Recorded data
*****

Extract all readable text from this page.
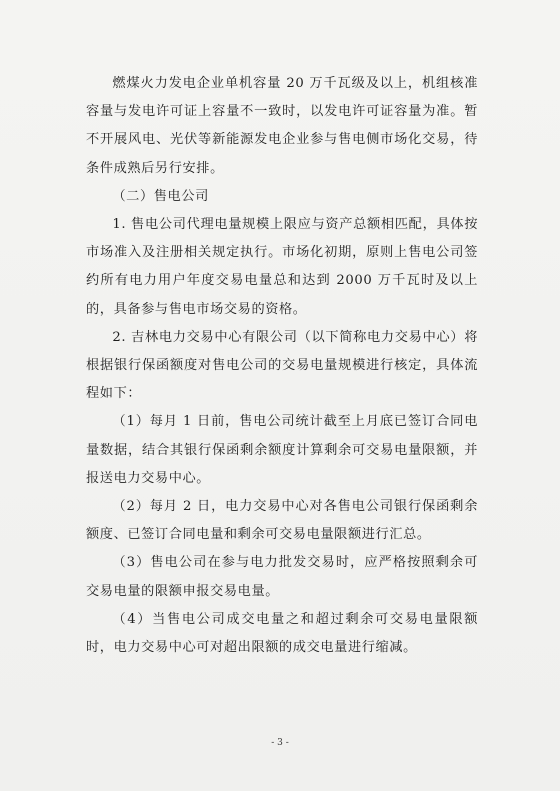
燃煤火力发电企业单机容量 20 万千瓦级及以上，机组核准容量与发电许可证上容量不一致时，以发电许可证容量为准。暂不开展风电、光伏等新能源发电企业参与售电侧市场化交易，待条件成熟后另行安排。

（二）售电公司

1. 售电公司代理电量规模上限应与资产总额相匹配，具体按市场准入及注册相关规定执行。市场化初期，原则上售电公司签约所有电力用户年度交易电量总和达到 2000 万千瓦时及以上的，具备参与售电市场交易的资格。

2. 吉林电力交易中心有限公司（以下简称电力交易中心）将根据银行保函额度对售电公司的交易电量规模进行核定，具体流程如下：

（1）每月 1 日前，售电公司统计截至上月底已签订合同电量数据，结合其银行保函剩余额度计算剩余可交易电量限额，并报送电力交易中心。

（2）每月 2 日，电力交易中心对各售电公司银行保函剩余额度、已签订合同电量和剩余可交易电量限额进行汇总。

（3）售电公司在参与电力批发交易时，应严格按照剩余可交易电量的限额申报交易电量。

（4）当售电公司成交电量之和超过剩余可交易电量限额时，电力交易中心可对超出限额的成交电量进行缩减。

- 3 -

*****

Task instructions: Repeat each entry precisely as it appears. Leave the pictures out.

Solved problem:
Extract all readable text from this page.
燃煤火力发电企业单机容量 20 万千瓦级及以上，机组核准容量与发电许可证上容量不一致时，以发电许可证容量为准。暂不开展风电、光伏等新能源发电企业参与售电侧市场化交易，待条件成熟后另行安排。

（二）售电公司

1. 售电公司代理电量规模上限应与资产总额相匹配，具体按市场准入及注册相关规定执行。市场化初期，原则上售电公司签约所有电力用户年度交易电量总和达到 2000 万千瓦时及以上的，具备参与售电市场交易的资格。

2. 吉林电力交易中心有限公司（以下简称电力交易中心）将根据银行保函额度对售电公司的交易电量规模进行核定，具体流程如下：

（1）每月 1 日前，售电公司统计截至上月底已签订合同电量数据，结合其银行保函剩余额度计算剩余可交易电量限额，并报送电力交易中心。

（2）每月 2 日，电力交易中心对各售电公司银行保函剩余额度、已签订合同电量和剩余可交易电量限额进行汇总。

（3）售电公司在参与电力批发交易时，应严格按照剩余可交易电量的限额申报交易电量。

（4）当售电公司成交电量之和超过剩余可交易电量限额时，电力交易中心可对超出限额的成交电量进行缩减。

- 3 -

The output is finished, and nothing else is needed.